Begin Task inputs

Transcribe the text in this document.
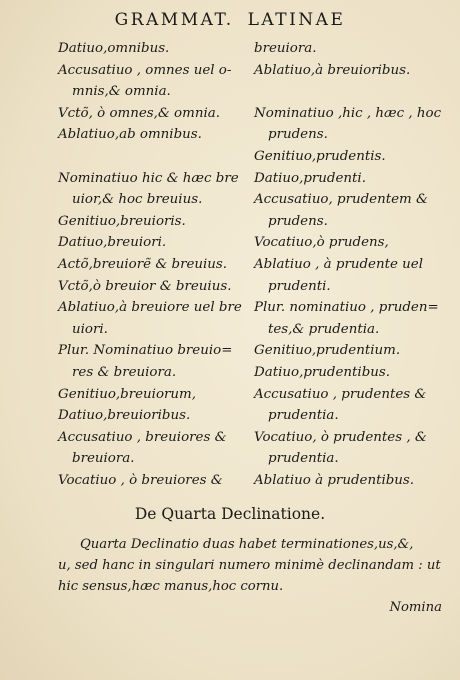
GRAMMAT. LATINAE
Datiuo,omnibus.
Accusatiuo , omnes uel o-
mnis,& omnia.
Vctõ, ò omnes,& omnia.
Ablatiuo,ab omnibus.
Nominatiuo hic & hæc bre
uior,& hoc breuius.
Genitiuo,breuioris.
Datiuo,breuiori.
Actõ,breuiorẽ & breuius.
Vctõ,ò breuior & breuius.
Ablatiuo,à breuiore uel bre
uiori.
Plur. Nominatiuo breuio=
res & breuiora.
Genitiuo,breuiorum,
Datiuo,breuioribus.
Accusatiuo , breuiores &
breuiora.
Vocatiuo , ò breuiores &
breuiora.
Ablatiuo,à breuioribus.
Nominatiuo ,hic , hæc , hoc
prudens.
Genitiuo,prudentis.
Datiuo,prudenti.
Accusatiuo, prudentem &
prudens.
Vocatiuo,ò prudens,
Ablatiuo , à prudente uel
prudenti.
Plur. nominatiuo , pruden=
tes,& prudentia.
Genitiuo,prudentium.
Datiuo,prudentibus.
Accusatiuo , prudentes &
prudentia.
Vocatiuo, ò prudentes , &
prudentia.
Ablatiuo à prudentibus.
De Quarta Declinatione.
Quarta Declinatio duas habet terminationes,us,&,
u, sed hanc in singulari numero minimè declinandam : ut
hic sensus,hæc manus,hoc cornu.
Nomina
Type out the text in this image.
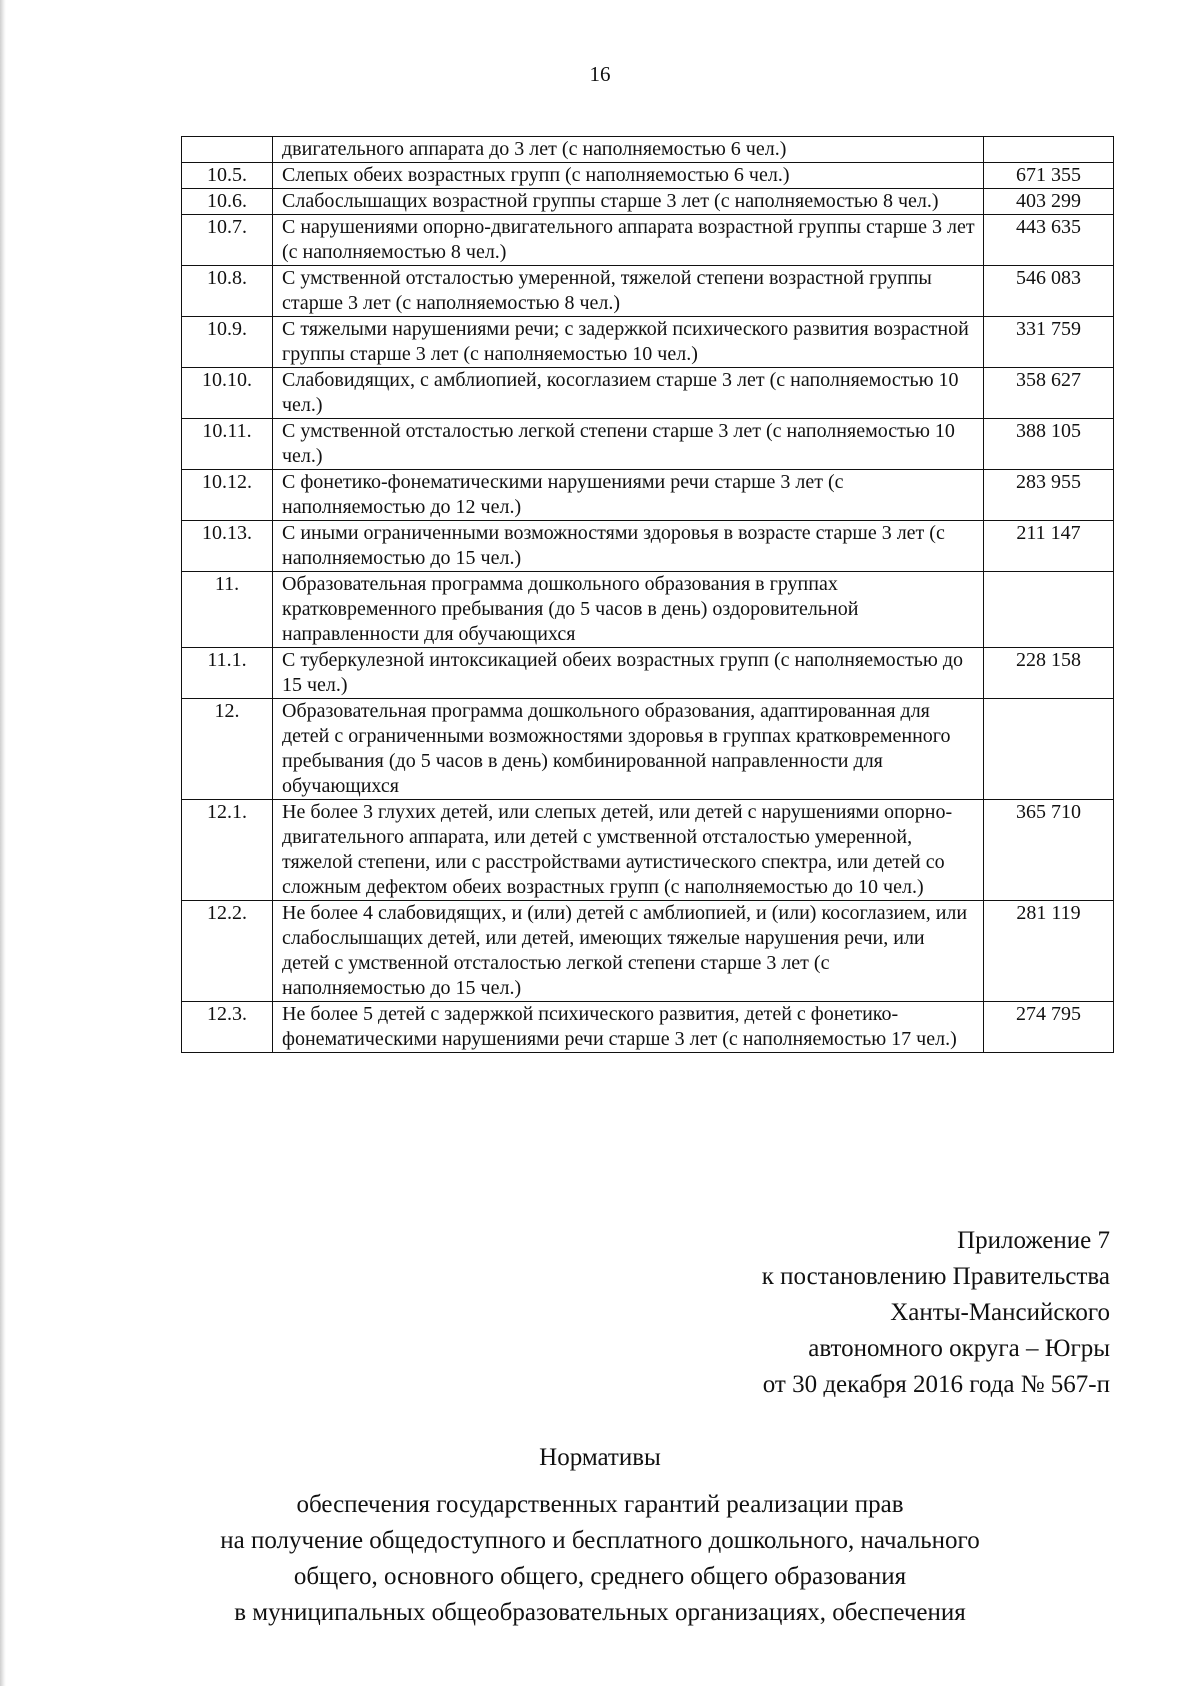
16
	двигательного аппарата до 3 лет (с наполняемостью 6 чел.)	
10.5.	Слепых обеих возрастных групп (с наполняемостью 6 чел.)	671 355
10.6.	Слабослышащих возрастной группы старше 3 лет (с наполняемостью 8 чел.)	403 299
10.7.	С нарушениями опорно-двигательного аппарата возрастной группы старше 3 лет (с наполняемостью 8 чел.)	443 635
10.8.	С умственной отсталостью умеренной, тяжелой степени возрастной группы старше 3 лет (с наполняемостью 8 чел.)	546 083
10.9.	С тяжелыми нарушениями речи; с задержкой психического развития возрастной группы старше 3 лет (с наполняемостью 10 чел.)	331 759
10.10.	Слабовидящих, с амблиопией, косоглазием старше 3 лет (с наполняемостью 10 чел.)	358 627
10.11.	С умственной отсталостью легкой степени старше 3 лет (с наполняемостью 10 чел.)	388 105
10.12.	С фонетико-фонематическими нарушениями речи старше 3 лет (с наполняемостью до 12 чел.)	283 955
10.13.	С иными ограниченными возможностями здоровья в возрасте старше 3 лет (с наполняемостью до 15 чел.)	211 147
11.	Образовательная программа дошкольного образования в группах кратковременного пребывания (до 5 часов в день) оздоровительной направленности для обучающихся	
11.1.	С туберкулезной интоксикацией обеих возрастных групп (с наполняемостью до 15 чел.)	228 158
12.	Образовательная программа дошкольного образования, адаптированная для детей с ограниченными возможностями здоровья в группах кратковременного пребывания (до 5 часов в день) комбинированной направленности для обучающихся	
12.1.	Не более 3 глухих детей, или слепых детей, или детей с нарушениями опорно-двигательного аппарата, или детей с умственной отсталостью умеренной, тяжелой степени, или с расстройствами аутистического спектра, или детей со сложным дефектом обеих возрастных групп (с наполняемостью до 10 чел.)	365 710
12.2.	Не более 4 слабовидящих, и (или) детей с амблиопией, и (или) косоглазием, или слабослышащих детей, или детей, имеющих тяжелые нарушения речи, или детей с умственной отсталостью легкой степени старше 3 лет (с наполняемостью до 15 чел.)	281 119
12.3.	Не более 5 детей с задержкой психического развития, детей с фонетико-фонематическими нарушениями речи старше 3 лет (с наполняемостью 17 чел.)	274 795
Приложение 7
к постановлению Правительства
Ханты-Мансийского
автономного округа – Югры
от 30 декабря 2016 года № 567-п
Нормативы
обеспечения государственных гарантий реализации прав
на получение общедоступного и бесплатного дошкольного, начального
общего, основного общего, среднего общего образования
в муниципальных общеобразовательных организациях, обеспечения
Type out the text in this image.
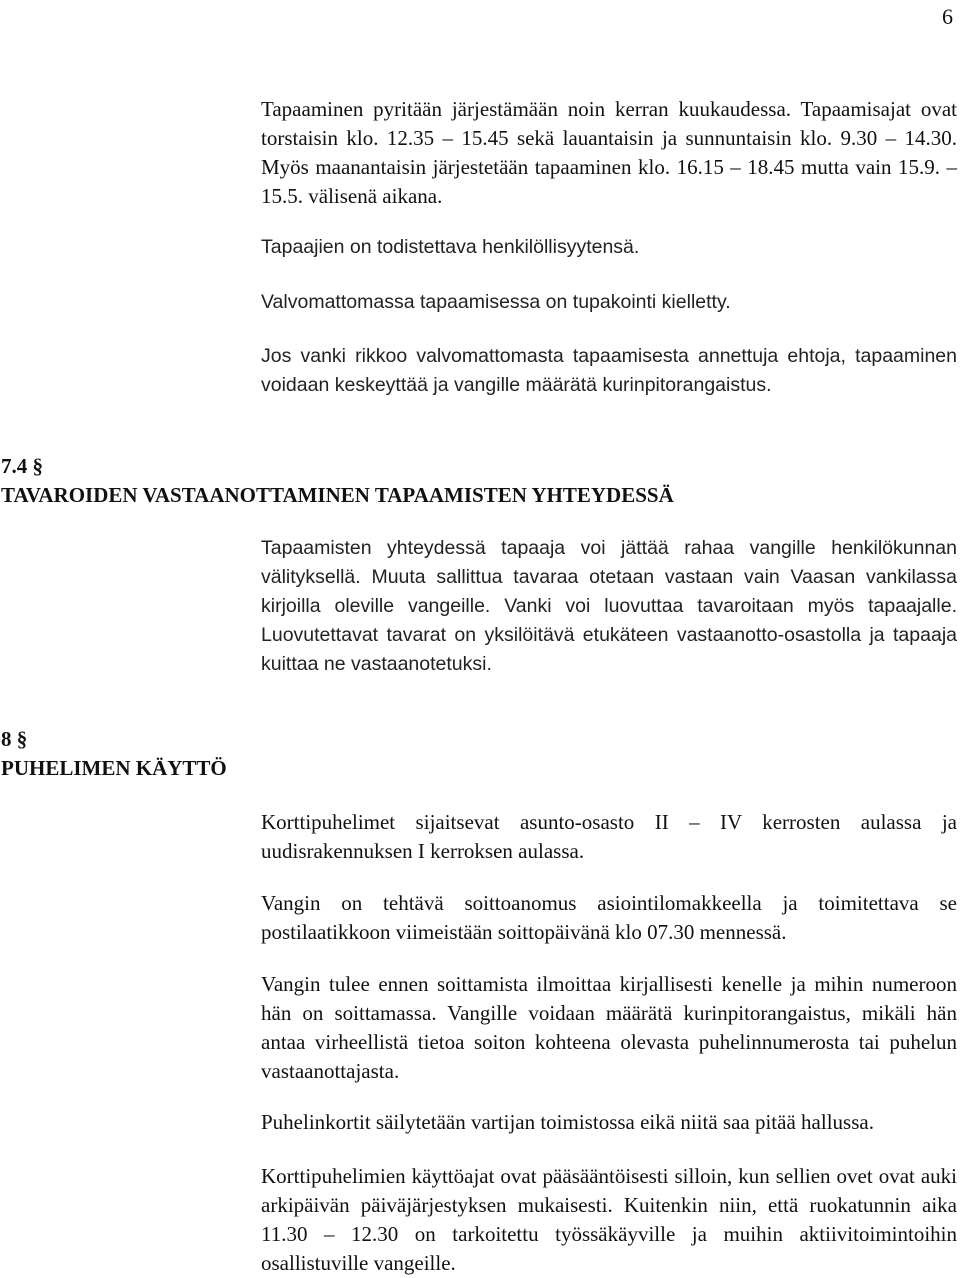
6

Tapaaminen pyritään järjestämään noin kerran kuukaudessa. Tapaamisajat ovat torstaisin klo. 12.35 – 15.45 sekä lauantaisin ja sunnuntaisin klo. 9.30 – 14.30. Myös maanantaisin järjestetään tapaaminen klo. 16.15 – 18.45 mutta vain 15.9. – 15.5. välisenä aikana.

Tapaajien on todistettava henkilöllisyytensä.

Valvomattomassa tapaamisessa on tupakointi kielletty.

Jos vanki rikkoo valvomattomasta tapaamisesta annettuja ehtoja, tapaaminen voidaan keskeyttää ja vangille määrätä kurinpitorangaistus.

7.4 §
TAVAROIDEN VASTAANOTTAMINEN TAPAAMISTEN YHTEYDESSÄ

Tapaamisten yhteydessä tapaaja voi jättää rahaa vangille henkilökunnan välityksellä. Muuta sallittua tavaraa otetaan vastaan vain Vaasan vankilassa kirjoilla oleville vangeille. Vanki voi luovuttaa tavaroitaan myös tapaajalle. Luovutettavat tavarat on yksilöitävä etukäteen vastaanotto-osastolla ja tapaaja kuittaa ne vastaanotetuksi.

8 §
PUHELIMEN KÄYTTÖ

Korttipuhelimet sijaitsevat asunto-osasto II – IV kerrosten aulassa ja uudisrakennuksen I kerroksen aulassa.

Vangin on tehtävä soittoanomus asiointilomakkeella ja toimitettava se postilaatikkoon viimeistään soittopäivänä klo 07.30 mennessä.

Vangin tulee ennen soittamista ilmoittaa kirjallisesti kenelle ja mihin numeroon hän on soittamassa. Vangille voidaan määrätä kurinpitorangaistus, mikäli hän antaa virheellistä tietoa soiton kohteena olevasta puhelinnumerosta tai puhelun vastaanottajasta.

Puhelinkortit säilytetään vartijan toimistossa eikä niitä saa pitää hallussa.

Korttipuhelimien käyttöajat ovat pääsääntöisesti silloin, kun sellien ovet ovat auki arkipäivän päiväjärjestyksen mukaisesti. Kuitenkin niin, että ruokatunnin aika 11.30 – 12.30 on tarkoitettu työssäkäyville ja muihin aktiivitoimintoihin osallistuville vangeille.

End Task inputs

§ Task prompt:
Reproduce the data above in full, exactly as it is, with the pictures left out.

§ Exercise solution:
Transcribe the text in this document.
GRAMMAT. LATINAE
Datiuo,omnibus.
Accusatiuo , omnes uel o-
mnis,& omnia.
Vctõ, ò omnes,& omnia.
Ablatiuo,ab omnibus.
Nominatiuo hic & hæc bre
uior,& hoc breuius.
Genitiuo,breuioris.
Datiuo,breuiori.
Actõ,breuiorẽ & breuius.
Vctõ,ò breuior & breuius.
Ablatiuo,à breuiore uel bre
uiori.
Plur. Nominatiuo breuio=
res & breuiora.
Genitiuo,breuiorum,
Datiuo,breuioribus.
Accusatiuo , breuiores &
breuiora.
Vocatiuo , ò breuiores &
breuiora.
Ablatiuo,à breuioribus.
Nominatiuo ,hic , hæc , hoc
prudens.
Genitiuo,prudentis.
Datiuo,prudenti.
Accusatiuo, prudentem &
prudens.
Vocatiuo,ò prudens,
Ablatiuo , à prudente uel
prudenti.
Plur. nominatiuo , pruden=
tes,& prudentia.
Genitiuo,prudentium.
Datiuo,prudentibus.
Accusatiuo , prudentes &
prudentia.
Vocatiuo, ò prudentes , &
prudentia.
Ablatiuo à prudentibus.
De Quarta Declinatione.
Quarta Declinatio duas habet terminationes,us,&,
u, sed hanc in singulari numero minimè declinandam : ut
hic sensus,hæc manus,hoc cornu.
Nomina
Type out the text in this image.
16
	двигательного аппарата до 3 лет (с наполняемостью 6 чел.)	
10.5.	Слепых обеих возрастных групп (с наполняемостью 6 чел.)	671 355
10.6.	Слабослышащих возрастной группы старше 3 лет (с наполняемостью 8 чел.)	403 299
10.7.	С нарушениями опорно-двигательного аппарата возрастной группы старше 3 лет (с наполняемостью 8 чел.)	443 635
10.8.	С умственной отсталостью умеренной, тяжелой степени возрастной группы старше 3 лет (с наполняемостью 8 чел.)	546 083
10.9.	С тяжелыми нарушениями речи; с задержкой психического развития возрастной группы старше 3 лет (с наполняемостью 10 чел.)	331 759
10.10.	Слабовидящих, с амблиопией, косоглазием старше 3 лет (с наполняемостью 10 чел.)	358 627
10.11.	С умственной отсталостью легкой степени старше 3 лет (с наполняемостью 10 чел.)	388 105
10.12.	С фонетико-фонематическими нарушениями речи старше 3 лет (с наполняемостью до 12 чел.)	283 955
10.13.	С иными ограниченными возможностями здоровья в возрасте старше 3 лет (с наполняемостью до 15 чел.)	211 147
11.	Образовательная программа дошкольного образования в группах кратковременного пребывания (до 5 часов в день) оздоровительной направленности для обучающихся	
11.1.	С туберкулезной интоксикацией обеих возрастных групп (с наполняемостью до 15 чел.)	228 158
12.	Образовательная программа дошкольного образования, адаптированная для детей с ограниченными возможностями здоровья в группах кратковременного пребывания (до 5 часов в день) комбинированной направленности для обучающихся	
12.1.	Не более 3 глухих детей, или слепых детей, или детей с нарушениями опорно-двигательного аппарата, или детей с умственной отсталостью умеренной, тяжелой степени, или с расстройствами аутистического спектра, или детей со сложным дефектом обеих возрастных групп (с наполняемостью до 10 чел.)	365 710
12.2.	Не более 4 слабовидящих, и (или) детей с амблиопией, и (или) косоглазием, или слабослышащих детей, или детей, имеющих тяжелые нарушения речи, или детей с умственной отсталостью легкой степени старше 3 лет (с наполняемостью до 15 чел.)	281 119
12.3.	Не более 5 детей с задержкой психического развития, детей с фонетико-фонематическими нарушениями речи старше 3 лет (с наполняемостью 17 чел.)	274 795
Приложение 7
к постановлению Правительства
Ханты-Мансийского
автономного округа – Югры
от 30 декабря 2016 года № 567-п
Нормативы
обеспечения государственных гарантий реализации прав
на получение общедоступного и бесплатного дошкольного, начального
общего, основного общего, среднего общего образования
в муниципальных общеобразовательных организациях, обеспечения
Type out the text in this image.
6

Tapaaminen pyritään järjestämään noin kerran kuukaudessa. Tapaamisajat ovat torstaisin klo. 12.35 – 15.45 sekä lauantaisin ja sunnuntaisin klo. 9.30 – 14.30. Myös maanantaisin järjestetään tapaaminen klo. 16.15 – 18.45 mutta vain 15.9. – 15.5. välisenä aikana.

Tapaajien on todistettava henkilöllisyytensä.

Valvomattomassa tapaamisessa on tupakointi kielletty.

Jos vanki rikkoo valvomattomasta tapaamisesta annettuja ehtoja, tapaaminen voidaan keskeyttää ja vangille määrätä kurinpitorangaistus.

7.4 §
TAVAROIDEN VASTAANOTTAMINEN TAPAAMISTEN YHTEYDESSÄ

Tapaamisten yhteydessä tapaaja voi jättää rahaa vangille henkilökunnan välityksellä. Muuta sallittua tavaraa otetaan vastaan vain Vaasan vankilassa kirjoilla oleville vangeille. Vanki voi luovuttaa tavaroitaan myös tapaajalle. Luovutettavat tavarat on yksilöitävä etukäteen vastaanotto-osastolla ja tapaaja kuittaa ne vastaanotetuksi.

8 §
PUHELIMEN KÄYTTÖ

Korttipuhelimet sijaitsevat asunto-osasto II – IV kerrosten aulassa ja uudisrakennuksen I kerroksen aulassa.

Vangin on tehtävä soittoanomus asiointilomakkeella ja toimitettava se postilaatikkoon viimeistään soittopäivänä klo 07.30 mennessä.

Vangin tulee ennen soittamista ilmoittaa kirjallisesti kenelle ja mihin numeroon hän on soittamassa. Vangille voidaan määrätä kurinpitorangaistus, mikäli hän antaa virheellistä tietoa soiton kohteena olevasta puhelinnumerosta tai puhelun vastaanottajasta.

Puhelinkortit säilytetään vartijan toimistossa eikä niitä saa pitää hallussa.

Korttipuhelimien käyttöajat ovat pääsääntöisesti silloin, kun sellien ovet ovat auki arkipäivän päiväjärjestyksen mukaisesti. Kuitenkin niin, että ruokatunnin aika 11.30 – 12.30 on tarkoitettu työssäkäyville ja muihin aktiivitoimintoihin osallistuville vangeille.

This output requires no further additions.